● Given problem:
Only a number is required: how many lines of the material contain the word "sure"?

● Data shown:

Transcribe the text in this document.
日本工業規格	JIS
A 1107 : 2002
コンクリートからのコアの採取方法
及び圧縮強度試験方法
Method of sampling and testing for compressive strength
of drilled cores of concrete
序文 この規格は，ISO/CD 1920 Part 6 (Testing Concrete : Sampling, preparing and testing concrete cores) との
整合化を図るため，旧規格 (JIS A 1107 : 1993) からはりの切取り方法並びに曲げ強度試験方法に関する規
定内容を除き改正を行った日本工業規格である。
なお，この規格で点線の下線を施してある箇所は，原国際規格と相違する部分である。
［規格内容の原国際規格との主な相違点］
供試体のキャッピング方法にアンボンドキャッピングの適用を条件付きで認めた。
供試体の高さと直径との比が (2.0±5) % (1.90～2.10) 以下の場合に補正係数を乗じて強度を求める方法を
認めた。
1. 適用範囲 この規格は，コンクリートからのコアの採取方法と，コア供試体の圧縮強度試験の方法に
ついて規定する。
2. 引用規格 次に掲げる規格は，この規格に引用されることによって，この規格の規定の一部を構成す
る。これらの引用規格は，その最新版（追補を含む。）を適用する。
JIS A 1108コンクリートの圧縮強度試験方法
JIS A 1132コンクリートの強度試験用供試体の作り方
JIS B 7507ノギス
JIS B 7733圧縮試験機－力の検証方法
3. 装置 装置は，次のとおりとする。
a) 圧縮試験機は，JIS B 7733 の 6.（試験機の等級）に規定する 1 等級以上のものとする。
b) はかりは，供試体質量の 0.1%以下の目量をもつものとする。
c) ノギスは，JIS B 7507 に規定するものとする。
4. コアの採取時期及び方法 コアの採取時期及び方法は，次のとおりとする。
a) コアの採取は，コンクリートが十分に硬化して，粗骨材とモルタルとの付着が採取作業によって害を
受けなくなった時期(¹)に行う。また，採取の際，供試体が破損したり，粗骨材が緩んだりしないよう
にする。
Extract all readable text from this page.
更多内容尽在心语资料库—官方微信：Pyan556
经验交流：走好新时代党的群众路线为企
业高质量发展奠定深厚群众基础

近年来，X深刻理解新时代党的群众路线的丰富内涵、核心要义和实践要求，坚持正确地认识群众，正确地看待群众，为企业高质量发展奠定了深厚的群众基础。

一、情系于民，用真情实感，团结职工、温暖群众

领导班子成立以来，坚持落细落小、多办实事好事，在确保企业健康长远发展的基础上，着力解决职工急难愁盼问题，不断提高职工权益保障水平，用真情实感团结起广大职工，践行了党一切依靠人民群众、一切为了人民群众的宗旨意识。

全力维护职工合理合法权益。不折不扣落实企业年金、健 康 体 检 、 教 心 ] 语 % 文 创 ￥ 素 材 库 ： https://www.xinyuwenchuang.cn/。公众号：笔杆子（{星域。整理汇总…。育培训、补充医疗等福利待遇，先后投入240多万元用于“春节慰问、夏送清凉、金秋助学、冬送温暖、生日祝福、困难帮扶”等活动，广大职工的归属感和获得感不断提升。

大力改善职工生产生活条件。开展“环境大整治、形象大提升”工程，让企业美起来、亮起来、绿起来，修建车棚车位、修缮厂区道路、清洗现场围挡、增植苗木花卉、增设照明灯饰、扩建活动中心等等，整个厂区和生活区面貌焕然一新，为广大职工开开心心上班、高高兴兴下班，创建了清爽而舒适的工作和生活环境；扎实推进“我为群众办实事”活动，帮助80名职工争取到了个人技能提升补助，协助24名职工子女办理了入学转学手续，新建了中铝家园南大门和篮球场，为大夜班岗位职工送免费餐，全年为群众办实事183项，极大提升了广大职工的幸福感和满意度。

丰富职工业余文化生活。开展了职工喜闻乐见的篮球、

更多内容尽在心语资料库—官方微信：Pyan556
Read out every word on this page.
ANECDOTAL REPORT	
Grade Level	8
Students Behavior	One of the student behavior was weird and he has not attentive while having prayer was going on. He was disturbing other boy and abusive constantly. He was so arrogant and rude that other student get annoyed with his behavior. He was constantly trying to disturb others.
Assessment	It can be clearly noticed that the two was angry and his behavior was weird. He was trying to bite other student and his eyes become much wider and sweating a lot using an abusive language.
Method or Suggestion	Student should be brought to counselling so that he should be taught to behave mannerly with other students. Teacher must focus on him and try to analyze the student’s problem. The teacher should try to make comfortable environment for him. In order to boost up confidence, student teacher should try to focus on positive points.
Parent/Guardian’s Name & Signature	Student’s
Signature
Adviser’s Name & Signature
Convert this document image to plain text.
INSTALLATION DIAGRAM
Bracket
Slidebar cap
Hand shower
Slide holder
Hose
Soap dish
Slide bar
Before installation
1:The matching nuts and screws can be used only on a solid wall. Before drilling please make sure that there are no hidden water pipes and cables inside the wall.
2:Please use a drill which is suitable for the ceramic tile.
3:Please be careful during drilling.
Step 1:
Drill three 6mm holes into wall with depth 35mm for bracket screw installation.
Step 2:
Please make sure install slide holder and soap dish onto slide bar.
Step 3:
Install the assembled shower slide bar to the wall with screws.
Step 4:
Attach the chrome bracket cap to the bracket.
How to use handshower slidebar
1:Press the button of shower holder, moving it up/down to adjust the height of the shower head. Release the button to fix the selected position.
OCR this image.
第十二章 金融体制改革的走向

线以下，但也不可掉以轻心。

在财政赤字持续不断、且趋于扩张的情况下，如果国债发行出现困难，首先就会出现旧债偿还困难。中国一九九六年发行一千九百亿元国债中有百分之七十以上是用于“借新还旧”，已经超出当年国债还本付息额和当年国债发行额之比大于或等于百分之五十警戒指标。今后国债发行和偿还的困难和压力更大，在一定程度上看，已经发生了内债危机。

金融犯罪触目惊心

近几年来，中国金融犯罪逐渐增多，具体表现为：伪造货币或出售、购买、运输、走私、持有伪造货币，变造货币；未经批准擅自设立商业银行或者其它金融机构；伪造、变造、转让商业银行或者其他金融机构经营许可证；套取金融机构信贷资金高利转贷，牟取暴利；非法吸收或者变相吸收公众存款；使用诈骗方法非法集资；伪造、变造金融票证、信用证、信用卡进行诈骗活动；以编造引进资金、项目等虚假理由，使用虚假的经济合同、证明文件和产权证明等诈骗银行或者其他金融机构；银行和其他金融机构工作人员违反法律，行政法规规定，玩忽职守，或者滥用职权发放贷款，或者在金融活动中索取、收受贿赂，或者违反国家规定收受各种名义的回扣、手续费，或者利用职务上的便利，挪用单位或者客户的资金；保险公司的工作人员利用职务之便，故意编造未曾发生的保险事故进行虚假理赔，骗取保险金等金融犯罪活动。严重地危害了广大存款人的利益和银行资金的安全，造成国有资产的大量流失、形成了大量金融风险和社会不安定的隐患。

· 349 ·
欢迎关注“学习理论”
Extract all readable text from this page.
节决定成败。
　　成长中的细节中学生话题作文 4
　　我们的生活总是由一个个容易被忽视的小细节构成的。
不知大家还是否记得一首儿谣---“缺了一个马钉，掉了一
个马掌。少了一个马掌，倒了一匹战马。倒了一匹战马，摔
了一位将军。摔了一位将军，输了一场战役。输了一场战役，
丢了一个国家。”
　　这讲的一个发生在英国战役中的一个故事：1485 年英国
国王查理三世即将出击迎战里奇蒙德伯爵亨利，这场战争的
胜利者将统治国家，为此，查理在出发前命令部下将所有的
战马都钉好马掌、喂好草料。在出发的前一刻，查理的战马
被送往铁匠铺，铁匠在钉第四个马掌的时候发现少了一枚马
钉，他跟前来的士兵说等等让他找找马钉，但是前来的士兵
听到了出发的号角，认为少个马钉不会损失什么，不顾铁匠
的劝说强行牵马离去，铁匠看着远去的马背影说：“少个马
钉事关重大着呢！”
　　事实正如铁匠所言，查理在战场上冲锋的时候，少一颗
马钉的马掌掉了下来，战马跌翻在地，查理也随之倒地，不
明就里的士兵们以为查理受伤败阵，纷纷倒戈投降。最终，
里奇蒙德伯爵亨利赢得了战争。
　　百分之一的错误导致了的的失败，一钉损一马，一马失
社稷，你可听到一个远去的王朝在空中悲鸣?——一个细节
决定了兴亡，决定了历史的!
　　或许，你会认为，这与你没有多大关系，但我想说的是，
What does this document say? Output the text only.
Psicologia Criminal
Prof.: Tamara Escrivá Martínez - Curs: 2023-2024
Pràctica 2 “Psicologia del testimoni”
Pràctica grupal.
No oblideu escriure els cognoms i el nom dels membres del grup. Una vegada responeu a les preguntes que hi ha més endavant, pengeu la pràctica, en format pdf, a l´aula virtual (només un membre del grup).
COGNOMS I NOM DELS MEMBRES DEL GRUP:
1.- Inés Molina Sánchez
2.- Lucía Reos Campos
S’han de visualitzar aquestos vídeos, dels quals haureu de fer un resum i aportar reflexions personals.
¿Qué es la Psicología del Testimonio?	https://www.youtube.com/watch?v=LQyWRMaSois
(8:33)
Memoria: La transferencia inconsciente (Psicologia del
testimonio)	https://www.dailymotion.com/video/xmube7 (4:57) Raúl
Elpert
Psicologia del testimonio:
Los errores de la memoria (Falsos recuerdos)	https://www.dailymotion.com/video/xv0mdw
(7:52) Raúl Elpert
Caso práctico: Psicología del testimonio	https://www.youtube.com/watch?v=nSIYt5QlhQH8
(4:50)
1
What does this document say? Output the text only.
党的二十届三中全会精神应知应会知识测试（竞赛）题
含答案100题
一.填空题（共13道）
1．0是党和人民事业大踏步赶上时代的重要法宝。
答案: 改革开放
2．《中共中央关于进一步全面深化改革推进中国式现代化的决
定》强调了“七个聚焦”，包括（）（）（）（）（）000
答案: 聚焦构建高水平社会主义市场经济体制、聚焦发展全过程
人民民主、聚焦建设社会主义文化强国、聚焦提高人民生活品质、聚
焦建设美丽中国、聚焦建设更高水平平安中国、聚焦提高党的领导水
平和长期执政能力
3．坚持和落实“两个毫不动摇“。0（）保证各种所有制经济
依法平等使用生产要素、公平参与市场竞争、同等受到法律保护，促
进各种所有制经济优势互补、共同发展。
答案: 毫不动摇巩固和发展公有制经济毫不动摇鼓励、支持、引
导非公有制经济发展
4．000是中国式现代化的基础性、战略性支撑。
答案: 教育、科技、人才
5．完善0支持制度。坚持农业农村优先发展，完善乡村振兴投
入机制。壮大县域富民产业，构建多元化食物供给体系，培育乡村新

● Right answer:
2